**Goal of the exercise:**
Would you return the complete listing below word for word?

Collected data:
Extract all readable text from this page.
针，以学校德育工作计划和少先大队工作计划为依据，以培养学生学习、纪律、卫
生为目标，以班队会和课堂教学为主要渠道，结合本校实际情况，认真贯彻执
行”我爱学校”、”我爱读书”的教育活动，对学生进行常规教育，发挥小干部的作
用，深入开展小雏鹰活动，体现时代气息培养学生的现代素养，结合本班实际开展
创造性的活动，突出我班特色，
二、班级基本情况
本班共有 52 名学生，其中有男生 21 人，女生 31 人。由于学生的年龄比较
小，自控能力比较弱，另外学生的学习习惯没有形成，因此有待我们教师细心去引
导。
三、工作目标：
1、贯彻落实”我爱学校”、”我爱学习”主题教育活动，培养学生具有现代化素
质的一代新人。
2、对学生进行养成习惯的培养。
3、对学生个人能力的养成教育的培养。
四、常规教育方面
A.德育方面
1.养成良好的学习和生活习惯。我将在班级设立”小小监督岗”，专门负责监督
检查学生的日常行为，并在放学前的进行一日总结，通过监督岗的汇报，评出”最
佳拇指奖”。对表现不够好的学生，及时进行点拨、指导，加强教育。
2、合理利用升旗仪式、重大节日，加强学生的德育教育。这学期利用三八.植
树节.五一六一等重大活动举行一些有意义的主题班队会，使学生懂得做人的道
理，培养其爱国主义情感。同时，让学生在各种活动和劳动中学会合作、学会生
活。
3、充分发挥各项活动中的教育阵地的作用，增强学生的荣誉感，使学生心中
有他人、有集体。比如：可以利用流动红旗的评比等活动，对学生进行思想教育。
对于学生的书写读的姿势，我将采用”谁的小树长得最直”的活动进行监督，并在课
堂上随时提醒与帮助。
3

**Correct output:**
Extract all readable text from this page.
针，以学校德育工作计划和少先大队工作计划为依据，以培养学生学习、纪律、卫
生为目标，以班队会和课堂教学为主要渠道，结合本校实际情况，认真贯彻执
行”我爱学校”、”我爱读书”的教育活动，对学生进行常规教育，发挥小干部的作
用，深入开展小雏鹰活动，体现时代气息培养学生的现代素养，结合本班实际开展
创造性的活动，突出我班特色，
二、班级基本情况
本班共有 52 名学生，其中有男生 21 人，女生 31 人。由于学生的年龄比较
小，自控能力比较弱，另外学生的学习习惯没有形成，因此有待我们教师细心去引
导。
三、工作目标：
1、贯彻落实”我爱学校”、”我爱学习”主题教育活动，培养学生具有现代化素
质的一代新人。
2、对学生进行养成习惯的培养。
3、对学生个人能力的养成教育的培养。
四、常规教育方面
A.德育方面
1.养成良好的学习和生活习惯。我将在班级设立”小小监督岗”，专门负责监督
检查学生的日常行为，并在放学前的进行一日总结，通过监督岗的汇报，评出”最
佳拇指奖”。对表现不够好的学生，及时进行点拨、指导，加强教育。
2、合理利用升旗仪式、重大节日，加强学生的德育教育。这学期利用三八.植
树节.五一六一等重大活动举行一些有意义的主题班队会，使学生懂得做人的道
理，培养其爱国主义情感。同时，让学生在各种活动和劳动中学会合作、学会生
活。
3、充分发挥各项活动中的教育阵地的作用，增强学生的荣誉感，使学生心中
有他人、有集体。比如：可以利用流动红旗的评比等活动，对学生进行思想教育。
对于学生的书写读的姿势，我将采用”谁的小树长得最直”的活动进行监督，并在课
堂上随时提醒与帮助。
3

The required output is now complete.